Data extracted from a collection
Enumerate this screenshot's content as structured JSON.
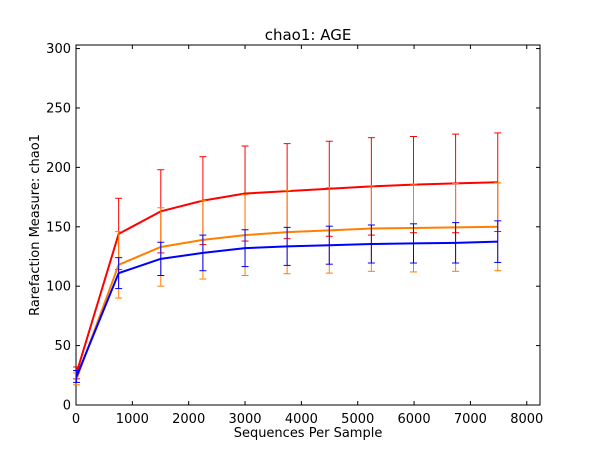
{
  "chart_data": {
    "type": "line",
    "title": "chao1: AGE",
    "xlabel": "Sequences Per Sample",
    "ylabel": "Rarefaction Measure: chao1",
    "xlim": [
      0,
      8235
    ],
    "ylim": [
      0,
      303
    ],
    "xticks": [
      0,
      1000,
      2000,
      3000,
      4000,
      5000,
      6000,
      7000,
      8000
    ],
    "yticks": [
      0,
      50,
      100,
      150,
      200,
      250,
      300
    ],
    "x": [
      10,
      757,
      1505,
      2252,
      3000,
      3747,
      4495,
      5242,
      5990,
      6737,
      7485
    ],
    "series": [
      {
        "color": "#ff0000",
        "values": [
          27,
          144,
          163,
          172,
          178,
          180,
          182,
          184,
          185.5,
          186.5,
          187.5
        ],
        "errors": [
          5,
          30,
          35,
          37,
          40,
          40,
          40,
          41,
          40.5,
          41.5,
          41.5
        ]
      },
      {
        "color": "#ff7f00",
        "values": [
          22,
          118,
          133,
          139,
          143,
          145.5,
          147,
          148.5,
          149,
          149.5,
          150
        ],
        "errors": [
          5,
          28,
          33,
          33,
          34,
          35,
          36,
          36,
          37,
          37,
          37
        ]
      },
      {
        "color": "#0000ff",
        "values": [
          24,
          111,
          123,
          128,
          132,
          133.5,
          134.5,
          135.5,
          136,
          136.5,
          137.5
        ],
        "errors": [
          5,
          13,
          14,
          15,
          15.5,
          16,
          16,
          16,
          16.5,
          17,
          17.5
        ]
      }
    ],
    "grid": false,
    "legend": "none"
  }
}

Work instructions
Extract from the data every line where "color" shows up.

Response to this exercise
        "color": "#ff0000",
        "color": "#ff7f00",
        "color": "#0000ff",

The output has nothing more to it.